*Material shown*:
■ ■ ■
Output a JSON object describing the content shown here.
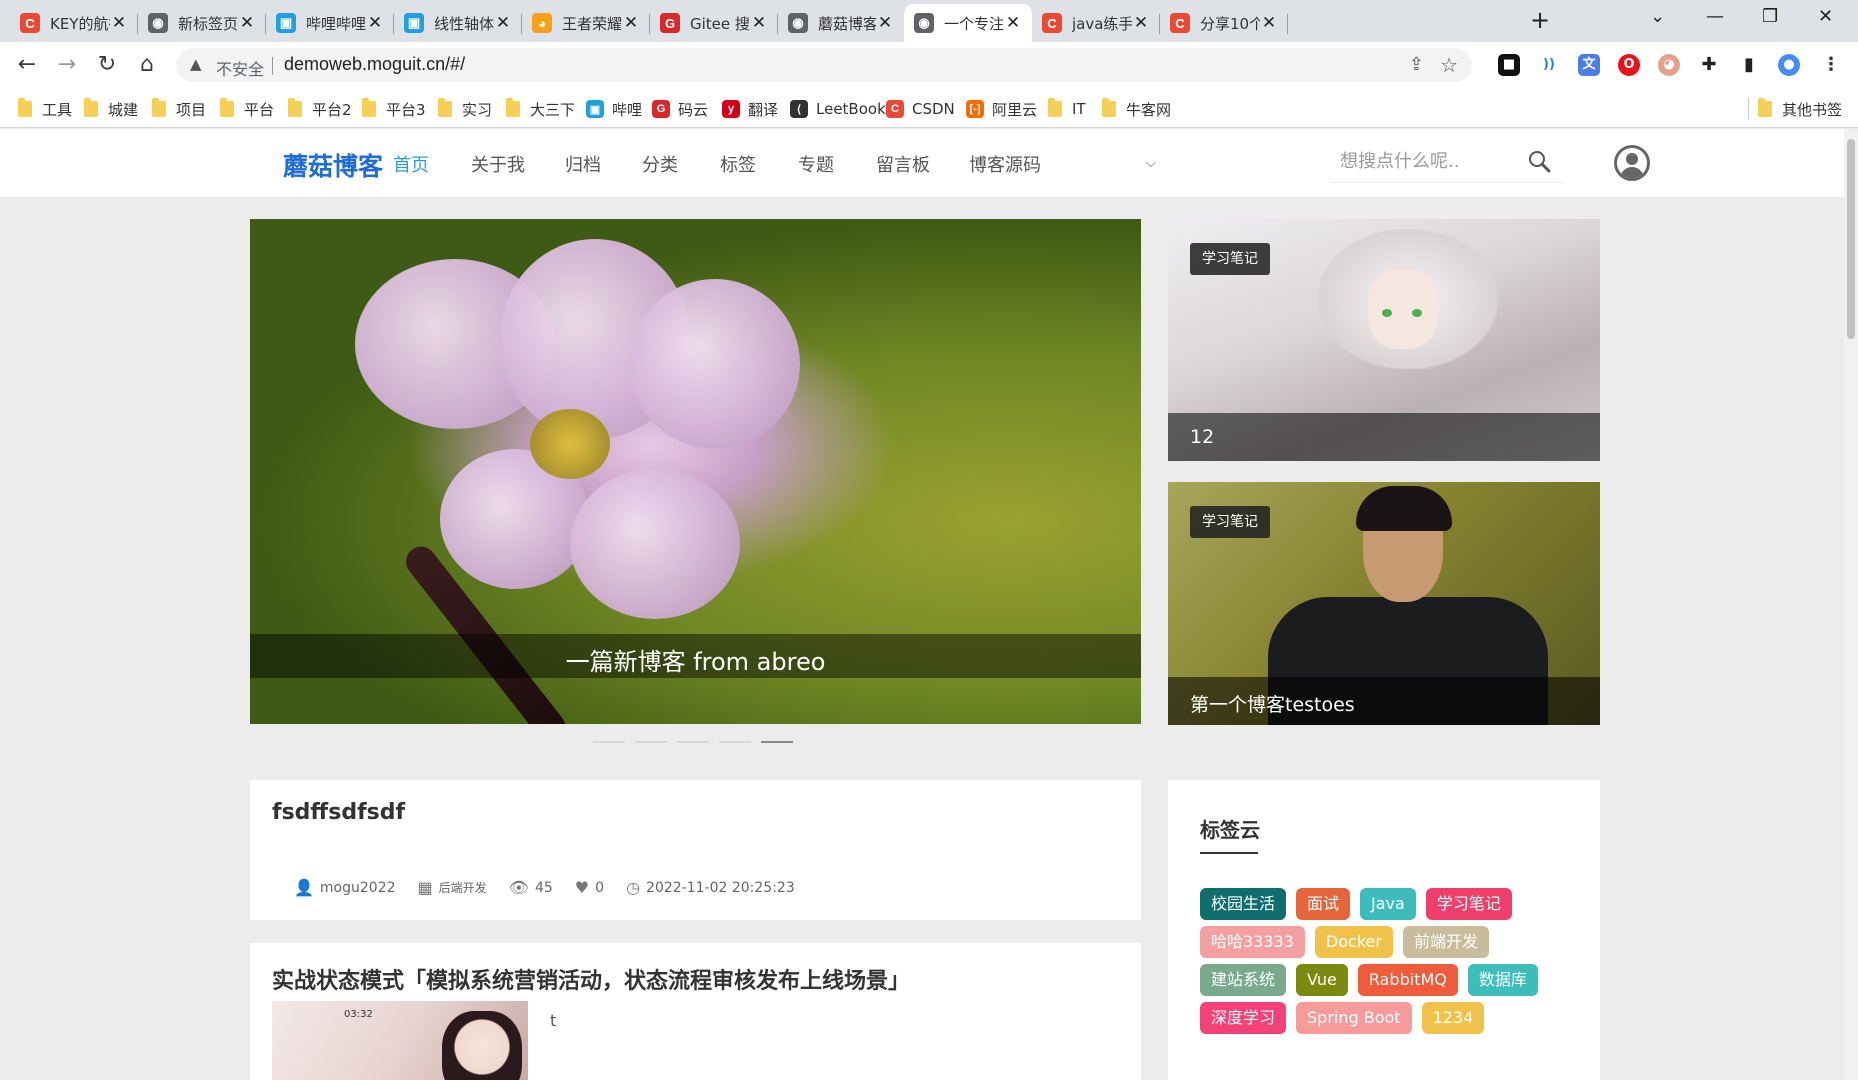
{
  "browser": {
    "tabs": [
      {
        "title": "KEY的航行",
        "icon_color": "#e84a35",
        "icon": "C"
      },
      {
        "title": "新标签页",
        "icon_color": "#5f6368",
        "icon": "◉"
      },
      {
        "title": "哔哩哔哩（",
        "icon_color": "#20a0e0",
        "icon": "▣"
      },
      {
        "title": "线性轴体运",
        "icon_color": "#20a0e0",
        "icon": "▣"
      },
      {
        "title": "王者荣耀",
        "icon_color": "#f4a21c",
        "icon": "◕"
      },
      {
        "title": "Gitee 搜索",
        "icon_color": "#d7292b",
        "icon": "G"
      },
      {
        "title": "蘑菇博客",
        "icon_color": "#5f6368",
        "icon": "◉"
      },
      {
        "title": "一个专注于",
        "icon_color": "#5f6368",
        "icon": "◉"
      },
      {
        "title": "java练手项",
        "icon_color": "#e84a35",
        "icon": "C"
      },
      {
        "title": "分享10个",
        "icon_color": "#e84a35",
        "icon": "C"
      }
    ],
    "active_tab_index": 7,
    "address": {
      "security_label": "不安全",
      "url": "demoweb.moguit.cn/#/"
    },
    "bookmarks": [
      {
        "label": "工具",
        "type": "folder"
      },
      {
        "label": "城建",
        "type": "folder"
      },
      {
        "label": "项目",
        "type": "folder"
      },
      {
        "label": "平台",
        "type": "folder"
      },
      {
        "label": "平台2",
        "type": "folder"
      },
      {
        "label": "平台3",
        "type": "folder"
      },
      {
        "label": "实习",
        "type": "folder"
      },
      {
        "label": "大三下",
        "type": "folder"
      },
      {
        "label": "哔哩",
        "type": "site",
        "color": "#20a0e0",
        "icon": "▣"
      },
      {
        "label": "码云",
        "type": "site",
        "color": "#d7292b",
        "icon": "G"
      },
      {
        "label": "翻译",
        "type": "site",
        "color": "#d0021b",
        "icon": "y"
      },
      {
        "label": "LeetBook",
        "type": "site",
        "color": "#333333",
        "icon": "⟨"
      },
      {
        "label": "CSDN",
        "type": "site",
        "color": "#e84a35",
        "icon": "C"
      },
      {
        "label": "阿里云",
        "type": "site",
        "color": "#ff6a00",
        "icon": "[-]"
      },
      {
        "label": "IT",
        "type": "folder"
      },
      {
        "label": "牛客网",
        "type": "folder"
      }
    ],
    "other_bookmarks": "其他书签"
  },
  "site": {
    "logo": "蘑菇博客",
    "nav": [
      "首页",
      "关于我",
      "归档",
      "分类",
      "标签",
      "专题",
      "留言板",
      "博客源码"
    ],
    "active_nav": 0,
    "search_placeholder": "想搜点什么呢.."
  },
  "hero": {
    "caption": "一篇新博客 from abreo",
    "slides": 5,
    "active_slide": 4
  },
  "side_cards": [
    {
      "tag": "学习笔记",
      "caption": "12"
    },
    {
      "tag": "学习笔记",
      "caption": "第一个博客testoes"
    }
  ],
  "posts": [
    {
      "title": "fsdffsdfsdf",
      "author": "mogu2022",
      "category": "后端开发",
      "views": "45",
      "likes": "0",
      "date": "2022-11-02 20:25:23"
    },
    {
      "title": "实战状态模式「模拟系统营销活动，状态流程审核发布上线场景」",
      "summary": "t",
      "thumb_time": "03:32"
    }
  ],
  "tag_cloud": {
    "title": "标签云",
    "tags": [
      {
        "label": "校园生活",
        "color": "#0e6e6e"
      },
      {
        "label": "面试",
        "color": "#e5653c"
      },
      {
        "label": "Java",
        "color": "#3dbcbc"
      },
      {
        "label": "学习笔记",
        "color": "#f03e6c"
      },
      {
        "label": "哈哈33333",
        "color": "#f4a0a0"
      },
      {
        "label": "Docker",
        "color": "#f0c24a"
      },
      {
        "label": "前端开发",
        "color": "#c8bc9a"
      },
      {
        "label": "建站系统",
        "color": "#7aaa8e"
      },
      {
        "label": "Vue",
        "color": "#7a8a0e"
      },
      {
        "label": "RabbitMQ",
        "color": "#ef5c3c"
      },
      {
        "label": "数据库",
        "color": "#3dbcbc"
      },
      {
        "label": "深度学习",
        "color": "#f5417a"
      },
      {
        "label": "Spring Boot",
        "color": "#f69a9a"
      },
      {
        "label": "1234",
        "color": "#f0c24a"
      }
    ]
  }
}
■ ■ ■
*Problem details*: Copy out each line of the data where the string "caption" appears.

*Complete response*:
    "caption": "一篇新博客 from abreo",
      "caption": "12"
      "caption": "第一个博客testoes"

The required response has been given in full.